WHAT YOU SHOULD DO -
Every line below that holds the string "государственной" should be copied out.

★ ★ ★ ★ ★

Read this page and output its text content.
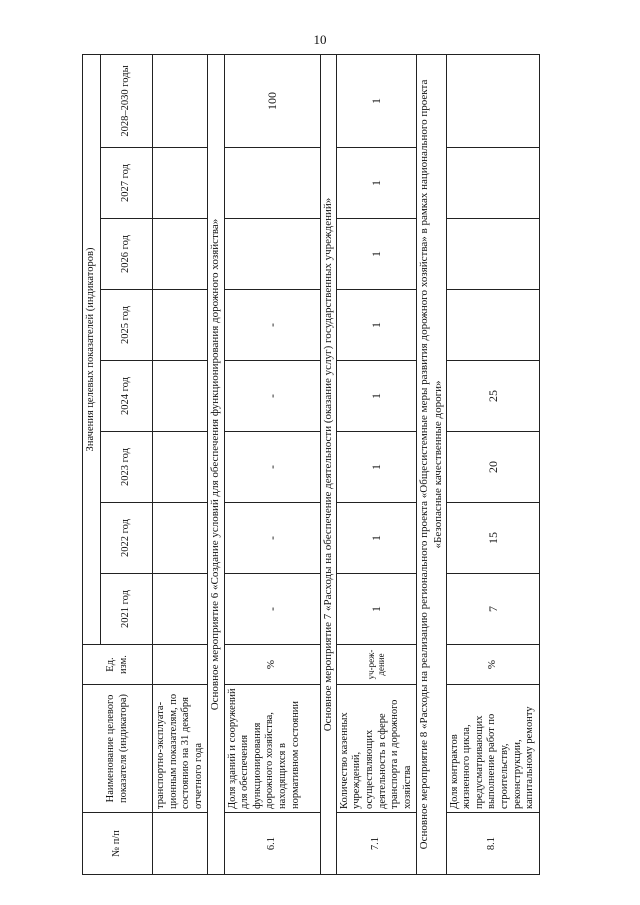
10
№ п/п	Наименование целевого показателя (индикатора)	Ед. изм.	Значения целевых показателей (индикаторов)							
			2021 год	2022 год	2023 год	2024 год	2025 год	2026 год	2027 год	2028–2030 годы
	транспортно-эксплуата-ционным показателям, по состоянию на 31 декабря отчетного года									
Основное мероприятие 6 «Создание условий для обеспечения функционирования дорожного хозяйства»										
6.1	Доля зданий и сооружений для обеспечения функционирования дорожного хозяйства, находящихся в нормативном состоянии	%	-	-	-	-	-			100
Основное мероприятие 7 «Расходы на обеспечение деятельности (оказание услуг) государственных учреждений»										
7.1	Количество казенных учреждений, осуществляющих деятельность в сфере транспорта и дорожного хозяйства	уч-реж-дение	1	1	1	1	1	1	1	1
Основное мероприятие 8 «Расходы на реализацию регионального проекта «Общесистемные меры развития дорожного хозяйства» в рамках национального проекта «Безопасные качественные дороги»										
8.1	Доля контрактов жизненного цикла, предусматривающих выполнение работ по строительству, реконструкции, капитальному ремонту	%	7	15	20	25				
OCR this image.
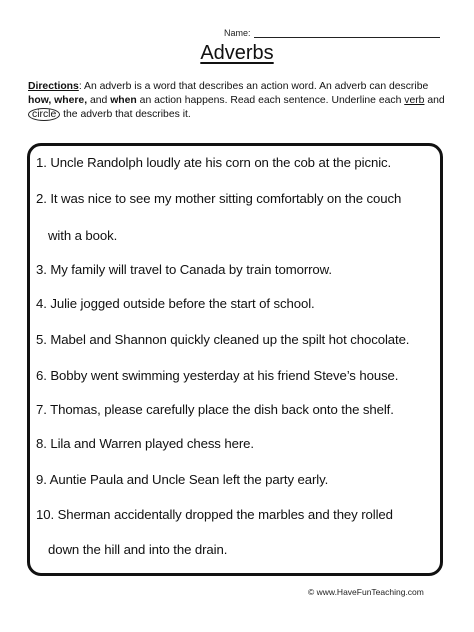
Name:
Adverbs
Directions: An adverb is a word that describes an action word. An adverb can describe how, where, and when an action happens. Read each sentence. Underline each verb and circle the adverb that describes it.
1. Uncle Randolph loudly ate his corn on the cob at the picnic.
2. It was nice to see my mother sitting comfortably on the couch
with a book.
3. My family will travel to Canada by train tomorrow.
4. Julie jogged outside before the start of school.
5. Mabel and Shannon quickly cleaned up the spilt hot chocolate.
6. Bobby went swimming yesterday at his friend Steve’s house.
7. Thomas, please carefully place the dish back onto the shelf.
8. Lila and Warren played chess here.
9. Auntie Paula and Uncle Sean left the party early.
10. Sherman accidentally dropped the marbles and they rolled
down the hill and into the drain.
© www.HaveFunTeaching.com
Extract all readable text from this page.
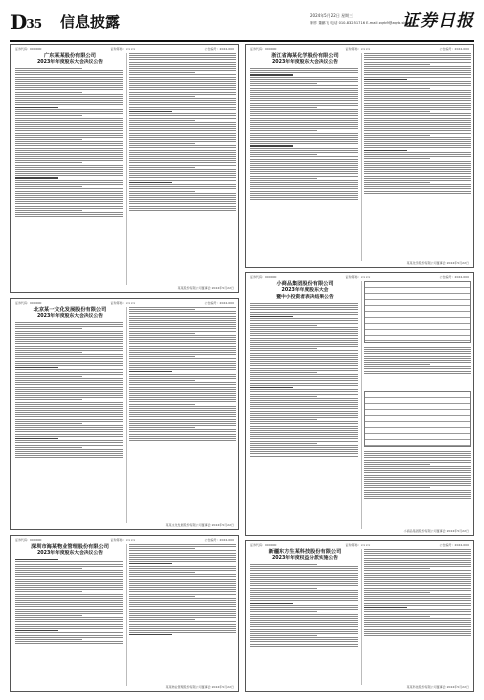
D35 信息披露	2024年5月22日 星期三
制作 董鹏飞 电话 010-83251716 E-mail zqrb9@zqrb.sina.net
证券日报
证券代码：000000	证券简称：××××	公告编号：2024-000
广东某某股份有限公司
2023年年度股东大会决议公告
某某股份有限公司董事会 2024年5月22日
证券代码：000000	证券简称：××××	公告编号：2024-000
浙江省海某化学股份有限公司
2023年年度股东大会决议公告
某某化学股份有限公司董事会 2024年5月22日
证券代码：000000	证券简称：××××	公告编号：2024-000
北京某一文化发展股份有限公司
2023年年度股东大会决议公告
某某文化发展股份有限公司董事会 2024年5月22日
证券代码：000000	证券简称：××××	公告编号：2024-000
小商品集团股份有限公司
2023年年度股东大会
暨中小投资者表决结果公告
小商品集团股份有限公司董事会 2024年5月22日
证券代码：000000	证券简称：××××	公告编号：2024-000
深圳市海某物业管理股份有限公司
2023年年度股东大会决议公告
某某物业管理股份有限公司董事会 2024年5月22日
证券代码：000000	证券简称：××××	公告编号：2024-000
新疆东方生某科技股份有限公司
2023年年度权益分派实施公告
某某科技股份有限公司董事会 2024年5月22日
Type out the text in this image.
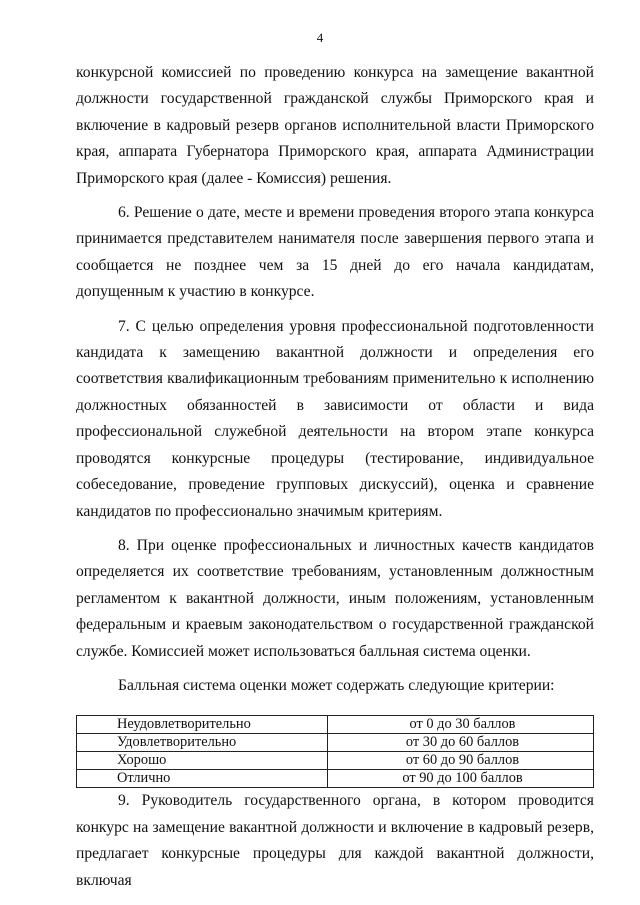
4

конкурсной комиссией по проведению конкурса на замещение вакантной должности государственной гражданской службы Приморского края и включение в кадровый резерв органов исполнительной власти Приморского края, аппарата Губернатора Приморского края, аппарата Администрации Приморского края (далее - Комиссия) решения.

6. Решение о дате, месте и времени проведения второго этапа конкурса принимается представителем нанимателя после завершения первого этапа и сообщается не позднее чем за 15 дней до его начала кандидатам, допущенным к участию в конкурсе.

7. С целью определения уровня профессиональной подготовленности кандидата к замещению вакантной должности и определения его соответствия квалификационным требованиям применительно к исполнению должностных обязанностей в зависимости от области и вида профессиональной служебной деятельности на втором этапе конкурса проводятся конкурсные процедуры (тестирование, индивидуальное собеседование, проведение групповых дискуссий), оценка и сравнение кандидатов по профессионально значимым критериям.

8. При оценке профессиональных и личностных качеств кандидатов определяется их соответствие требованиям, установленным должностным регламентом к вакантной должности, иным положениям, установленным федеральным и краевым законодательством о государственной гражданской службе. Комиссией может использоваться балльная система оценки.

Балльная система оценки может содержать следующие критерии:

Неудовлетворительно	от 0 до 30 баллов
Удовлетворительно	от 30 до 60 баллов
Хорошо	от 60 до 90 баллов
Отлично	от 90 до 100 баллов

9. Руководитель государственного органа, в котором проводится конкурс на замещение вакантной должности и включение в кадровый резерв, предлагает конкурсные процедуры для каждой вакантной должности, включая
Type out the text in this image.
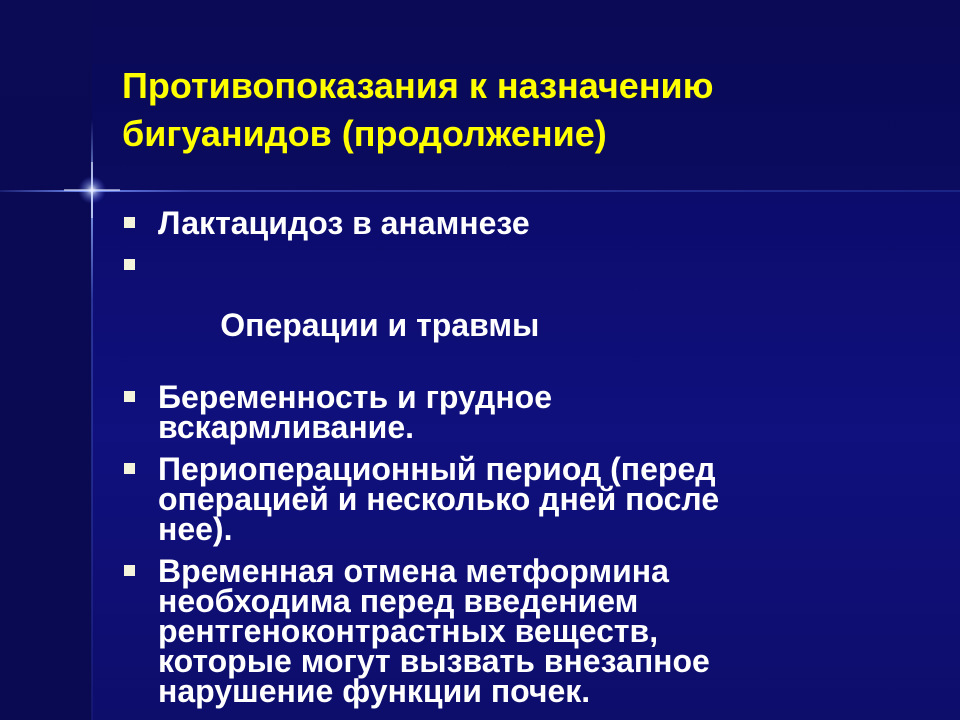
Противопоказания к назначению
бигуанидов (продолжение)
Лактацидоз в анамнезе

Операции и травмы

Беременность и грудное
вскармливание.
Периоперационный период (перед
операцией и несколько дней после
нее).
Временная отмена метформина
необходима перед введением
рентгеноконтрастных веществ,
которые могут вызвать внезапное
нарушение функции почек.
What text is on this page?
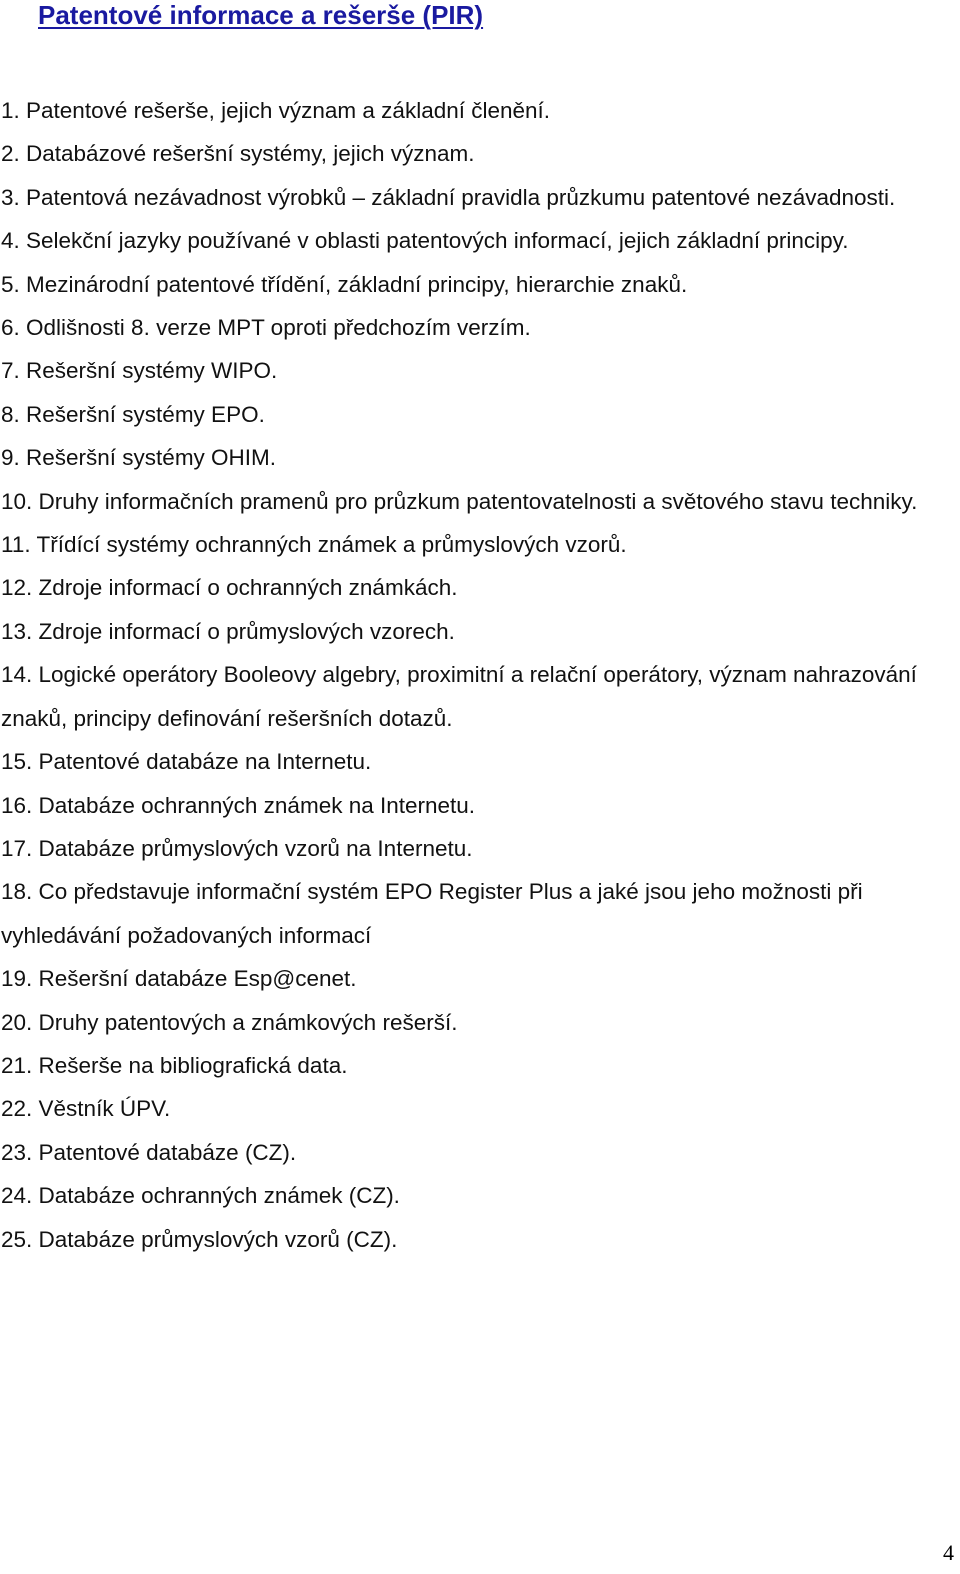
Patentové informace a rešerše (PIR)
1. Patentové rešerše, jejich význam a základní členění.
2. Databázové rešeršní systémy, jejich význam.
3. Patentová nezávadnost výrobků – základní pravidla průzkumu patentové nezávadnosti.
4. Selekční jazyky používané v oblasti patentových informací, jejich základní principy.
5. Mezinárodní patentové třídění, základní principy, hierarchie znaků.
6. Odlišnosti 8. verze MPT oproti předchozím verzím.
7. Rešeršní systémy WIPO.
8. Rešeršní systémy EPO.
9. Rešeršní systémy OHIM.
10. Druhy informačních pramenů pro průzkum patentovatelnosti a světového stavu techniky.
11. Třídící systémy ochranných známek a průmyslových vzorů.
12. Zdroje informací o ochranných známkách.
13. Zdroje informací o průmyslových vzorech.
14. Logické operátory Booleovy algebry, proximitní a relační operátory, význam nahrazování znaků, principy definování rešeršních dotazů.
15. Patentové databáze na Internetu.
16. Databáze ochranných známek na Internetu.
17. Databáze průmyslových vzorů na Internetu.
18. Co představuje informační systém EPO Register Plus a jaké jsou jeho možnosti při vyhledávání požadovaných informací
19. Rešeršní databáze Esp@cenet.
20. Druhy patentových a známkových rešerší.
21. Rešerše na bibliografická data.
22. Věstník ÚPV.
23. Patentové databáze (CZ).
24. Databáze ochranných známek (CZ).
25. Databáze průmyslových vzorů (CZ).
4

★ ★ ★ ★ ★

THE OUTPUT -
конкурсной комиссией по проведению конкурса на замещение вакантной должности государственной гражданской службы Приморского края и включение в кадровый резерв органов исполнительной власти Приморского края, аппарата Губернатора Приморского края, аппарата Администрации Приморского края (далее - Комиссия) решения.
8. При оценке профессиональных и личностных качеств кандидатов определяется их соответствие требованиям, установленным должностным регламентом к вакантной должности, иным положениям, установленным федеральным и краевым законодательством о государственной гражданской службе. Комиссией может использоваться балльная система оценки.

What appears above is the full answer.